Task prompt = Select every line holding the word "skills" and copy it.

Exercise data =
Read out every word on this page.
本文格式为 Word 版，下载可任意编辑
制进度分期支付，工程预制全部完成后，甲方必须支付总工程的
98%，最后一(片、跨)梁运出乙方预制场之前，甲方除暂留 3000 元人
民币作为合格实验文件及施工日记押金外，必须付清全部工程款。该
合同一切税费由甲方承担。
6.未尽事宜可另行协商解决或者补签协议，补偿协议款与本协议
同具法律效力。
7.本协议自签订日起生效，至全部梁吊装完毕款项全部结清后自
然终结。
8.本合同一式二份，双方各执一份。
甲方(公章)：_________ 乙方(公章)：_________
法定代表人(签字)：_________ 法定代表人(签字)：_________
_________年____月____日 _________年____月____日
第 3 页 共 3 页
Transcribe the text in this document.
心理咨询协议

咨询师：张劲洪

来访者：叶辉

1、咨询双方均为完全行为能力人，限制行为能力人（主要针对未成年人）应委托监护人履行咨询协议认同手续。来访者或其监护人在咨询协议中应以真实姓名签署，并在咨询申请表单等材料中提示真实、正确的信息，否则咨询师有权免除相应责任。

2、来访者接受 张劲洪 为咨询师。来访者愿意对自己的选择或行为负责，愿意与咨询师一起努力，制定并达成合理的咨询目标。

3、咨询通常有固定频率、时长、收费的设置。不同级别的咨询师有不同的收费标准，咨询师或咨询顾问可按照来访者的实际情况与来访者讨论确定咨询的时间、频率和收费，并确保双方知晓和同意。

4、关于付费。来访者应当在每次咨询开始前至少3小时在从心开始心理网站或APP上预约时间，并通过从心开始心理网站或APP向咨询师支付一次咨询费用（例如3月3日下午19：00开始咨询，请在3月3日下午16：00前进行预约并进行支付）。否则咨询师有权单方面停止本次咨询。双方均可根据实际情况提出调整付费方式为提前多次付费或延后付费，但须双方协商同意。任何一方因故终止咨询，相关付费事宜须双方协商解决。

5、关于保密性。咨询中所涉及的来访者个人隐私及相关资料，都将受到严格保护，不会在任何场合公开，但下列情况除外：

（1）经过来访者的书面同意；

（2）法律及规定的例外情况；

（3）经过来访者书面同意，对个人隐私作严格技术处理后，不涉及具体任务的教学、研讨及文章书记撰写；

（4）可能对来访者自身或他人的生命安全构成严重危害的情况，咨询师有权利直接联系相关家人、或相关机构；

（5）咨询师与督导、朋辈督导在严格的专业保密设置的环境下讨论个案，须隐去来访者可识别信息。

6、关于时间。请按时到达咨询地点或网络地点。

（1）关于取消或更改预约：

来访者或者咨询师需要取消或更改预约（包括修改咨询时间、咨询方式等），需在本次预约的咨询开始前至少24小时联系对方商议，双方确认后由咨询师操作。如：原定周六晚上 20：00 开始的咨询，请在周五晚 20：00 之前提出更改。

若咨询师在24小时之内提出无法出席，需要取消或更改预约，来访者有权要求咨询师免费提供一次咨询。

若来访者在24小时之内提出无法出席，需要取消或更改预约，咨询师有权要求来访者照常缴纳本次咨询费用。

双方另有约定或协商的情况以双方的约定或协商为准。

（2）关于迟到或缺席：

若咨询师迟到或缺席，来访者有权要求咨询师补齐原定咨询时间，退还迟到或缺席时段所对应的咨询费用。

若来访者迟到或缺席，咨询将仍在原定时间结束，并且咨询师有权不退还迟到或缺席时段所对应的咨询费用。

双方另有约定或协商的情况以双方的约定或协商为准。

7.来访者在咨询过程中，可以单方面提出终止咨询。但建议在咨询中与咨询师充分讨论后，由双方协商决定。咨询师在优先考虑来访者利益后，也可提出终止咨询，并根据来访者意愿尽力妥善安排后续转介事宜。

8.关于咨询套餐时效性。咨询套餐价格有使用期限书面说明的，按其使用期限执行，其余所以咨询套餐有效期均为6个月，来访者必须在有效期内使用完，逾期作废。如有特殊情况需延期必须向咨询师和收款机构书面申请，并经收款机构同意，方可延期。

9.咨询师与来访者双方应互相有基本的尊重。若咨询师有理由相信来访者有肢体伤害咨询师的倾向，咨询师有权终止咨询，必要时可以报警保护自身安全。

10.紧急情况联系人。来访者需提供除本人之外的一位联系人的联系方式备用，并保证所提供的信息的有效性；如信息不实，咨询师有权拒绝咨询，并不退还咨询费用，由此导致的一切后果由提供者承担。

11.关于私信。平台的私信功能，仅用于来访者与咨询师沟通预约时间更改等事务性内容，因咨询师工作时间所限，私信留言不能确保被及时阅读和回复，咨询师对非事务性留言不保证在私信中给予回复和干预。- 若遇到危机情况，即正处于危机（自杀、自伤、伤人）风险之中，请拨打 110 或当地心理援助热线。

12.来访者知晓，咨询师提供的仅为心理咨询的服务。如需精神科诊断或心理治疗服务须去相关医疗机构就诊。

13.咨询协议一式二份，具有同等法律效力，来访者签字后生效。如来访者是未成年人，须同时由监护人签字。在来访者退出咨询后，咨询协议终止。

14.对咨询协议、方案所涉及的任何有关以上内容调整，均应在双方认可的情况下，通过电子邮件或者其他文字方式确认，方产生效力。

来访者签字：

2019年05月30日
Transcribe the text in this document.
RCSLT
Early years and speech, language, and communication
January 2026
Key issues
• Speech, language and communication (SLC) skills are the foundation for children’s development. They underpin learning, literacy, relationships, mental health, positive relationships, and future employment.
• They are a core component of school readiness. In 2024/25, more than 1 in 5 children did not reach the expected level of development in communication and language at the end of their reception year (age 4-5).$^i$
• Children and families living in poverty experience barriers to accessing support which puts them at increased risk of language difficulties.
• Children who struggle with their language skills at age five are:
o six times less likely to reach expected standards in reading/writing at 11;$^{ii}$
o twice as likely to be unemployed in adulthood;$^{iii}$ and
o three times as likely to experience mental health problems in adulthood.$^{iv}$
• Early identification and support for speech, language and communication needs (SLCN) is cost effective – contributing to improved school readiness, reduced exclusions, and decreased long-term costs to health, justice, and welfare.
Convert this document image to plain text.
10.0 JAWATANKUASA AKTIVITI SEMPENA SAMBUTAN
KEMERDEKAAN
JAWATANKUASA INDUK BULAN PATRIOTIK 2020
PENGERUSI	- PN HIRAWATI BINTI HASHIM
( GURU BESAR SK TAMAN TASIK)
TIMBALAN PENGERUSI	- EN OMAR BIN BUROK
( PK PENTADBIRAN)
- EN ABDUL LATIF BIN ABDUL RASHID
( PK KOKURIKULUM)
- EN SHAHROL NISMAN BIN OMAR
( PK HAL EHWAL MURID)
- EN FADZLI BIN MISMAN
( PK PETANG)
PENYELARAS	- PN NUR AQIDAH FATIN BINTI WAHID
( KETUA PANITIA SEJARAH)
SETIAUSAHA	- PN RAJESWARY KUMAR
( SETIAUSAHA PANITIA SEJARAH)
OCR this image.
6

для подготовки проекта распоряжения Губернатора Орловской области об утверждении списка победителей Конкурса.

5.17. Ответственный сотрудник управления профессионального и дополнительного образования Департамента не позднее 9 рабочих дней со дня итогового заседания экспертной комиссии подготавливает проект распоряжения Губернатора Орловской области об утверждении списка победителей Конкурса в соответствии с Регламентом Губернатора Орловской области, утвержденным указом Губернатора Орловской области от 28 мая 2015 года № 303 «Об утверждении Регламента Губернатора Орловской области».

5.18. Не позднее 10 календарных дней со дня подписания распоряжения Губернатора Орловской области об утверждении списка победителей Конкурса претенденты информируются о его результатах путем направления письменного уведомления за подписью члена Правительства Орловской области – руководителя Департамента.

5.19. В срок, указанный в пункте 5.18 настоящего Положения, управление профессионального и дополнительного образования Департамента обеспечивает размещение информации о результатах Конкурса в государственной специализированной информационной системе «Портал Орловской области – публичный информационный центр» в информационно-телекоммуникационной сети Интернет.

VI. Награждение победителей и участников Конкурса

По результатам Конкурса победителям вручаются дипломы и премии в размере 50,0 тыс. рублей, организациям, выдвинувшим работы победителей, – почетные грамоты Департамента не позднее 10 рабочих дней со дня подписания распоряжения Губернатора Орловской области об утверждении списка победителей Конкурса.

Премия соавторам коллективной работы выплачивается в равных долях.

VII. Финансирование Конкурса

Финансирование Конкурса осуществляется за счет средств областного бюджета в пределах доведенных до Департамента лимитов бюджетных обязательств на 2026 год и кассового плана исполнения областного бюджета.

Output =
• Speech, language and communication (SLC) skills are the foundation for children’s development. They underpin learning, literacy, relationships, mental health, positive relationships, and future employment.
• Children who struggle with their language skills at age five are:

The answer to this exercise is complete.